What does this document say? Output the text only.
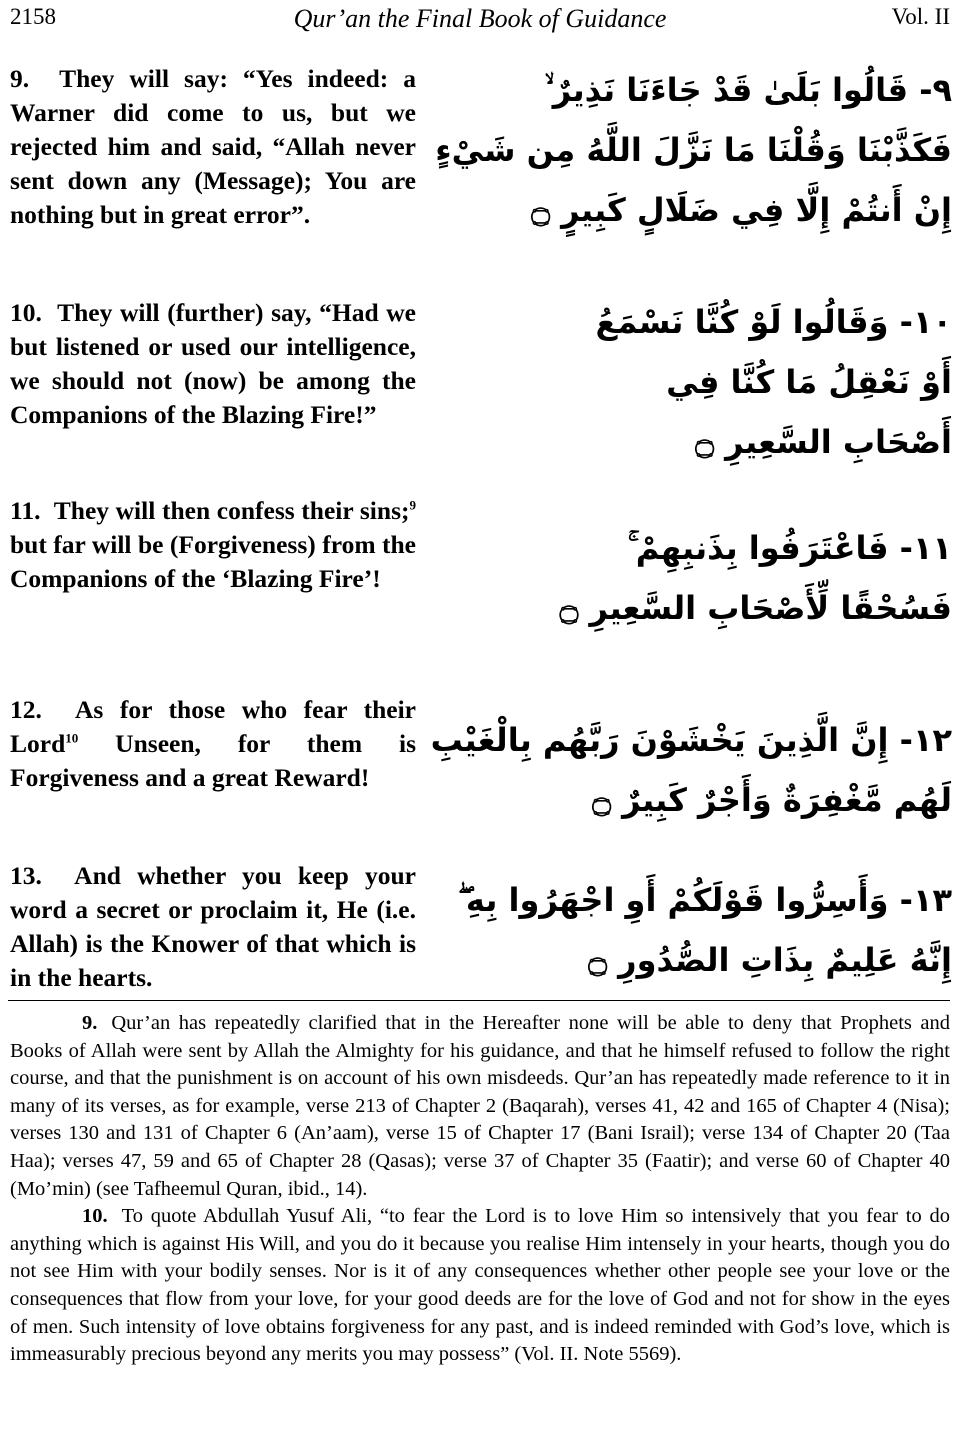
2158	Qur’an the Final Book of Guidance	Vol. II
9. They will say: “Yes indeed: a Warner did come to us, but we rejected him and said, “Allah never sent down any (Message); You are nothing but in great error”.
٩- قَالُوا بَلَىٰ قَدْ جَاءَنَا نَذِيرٌ ۙ
فَكَذَّبْنَا وَقُلْنَا مَا نَزَّلَ اللَّهُ مِن شَيْءٍ
إِنْ أَنتُمْ إِلَّا فِي ضَلَالٍ كَبِيرٍ ۝
10. They will (further) say, “Had we but listened or used our intelligence, we should not (now) be among the Companions of the Blazing Fire!”
١٠- وَقَالُوا لَوْ كُنَّا نَسْمَعُ
أَوْ نَعْقِلُ مَا كُنَّا فِي
أَصْحَابِ السَّعِيرِ ۝
11. They will then confess their sins;$^9$ but far will be (Forgiveness) from the Companions of the ‘Blazing Fire’!
١١- فَاعْتَرَفُوا بِذَنبِهِمْ ۚ
فَسُحْقًا لِّأَصْحَابِ السَّعِيرِ ۝
12. As for those who fear their Lord$^{10}$ Unseen, for them is Forgiveness and a great Reward!
١٢- إِنَّ الَّذِينَ يَخْشَوْنَ رَبَّهُم بِالْغَيْبِ
لَهُم مَّغْفِرَةٌ وَأَجْرٌ كَبِيرٌ ۝
13. And whether you keep your word a secret or proclaim it, He (i.e. Allah) is the Knower of that which is in the hearts.
١٣- وَأَسِرُّوا قَوْلَكُمْ أَوِ اجْهَرُوا بِهِ ۖ
إِنَّهُ عَلِيمٌ بِذَاتِ الصُّدُورِ ۝

9. Qur’an has repeatedly clarified that in the Hereafter none will be able to deny that Prophets and Books of Allah were sent by Allah the Almighty for his guidance, and that he himself refused to follow the right course, and that the punishment is on account of his own misdeeds. Qur’an has repeatedly made reference to it in many of its verses, as for example, verse 213 of Chapter 2 (Baqarah), verses 41, 42 and 165 of Chapter 4 (Nisa); verses 130 and 131 of Chapter 6 (An’aam), verse 15 of Chapter 17 (Bani Israil); verse 134 of Chapter 20 (Taa Haa); verses 47, 59 and 65 of Chapter 28 (Qasas); verse 37 of Chapter 35 (Faatir); and verse 60 of Chapter 40 (Mo’min) (see Tafheemul Quran, ibid., 14).

10. To quote Abdullah Yusuf Ali, “to fear the Lord is to love Him so intensively that you fear to do anything which is against His Will, and you do it because you realise Him intensely in your hearts, though you do not see Him with your bodily senses. Nor is it of any consequences whether other people see your love or the consequences that flow from your love, for your good deeds are for the love of God and not for show in the eyes of men. Such intensity of love obtains forgiveness for any past, and is indeed reminded with God’s love, which is immeasurably precious beyond any merits you may possess” (Vol. II. Note 5569).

☆ ☆ ☆ ☆

WRITTEN EXERCISE. For each line in the data above that contains the string "Fire", extract the line.

SOLUTION FOR THIS EXERCISE.
10. They will (further) say, “Had we but listened or used our intelligence, we should not (now) be among the Companions of the Blazing Fire!”
11. They will then confess their sins;$^9$ but far will be (Forgiveness) from the Companions of the ‘Blazing Fire’!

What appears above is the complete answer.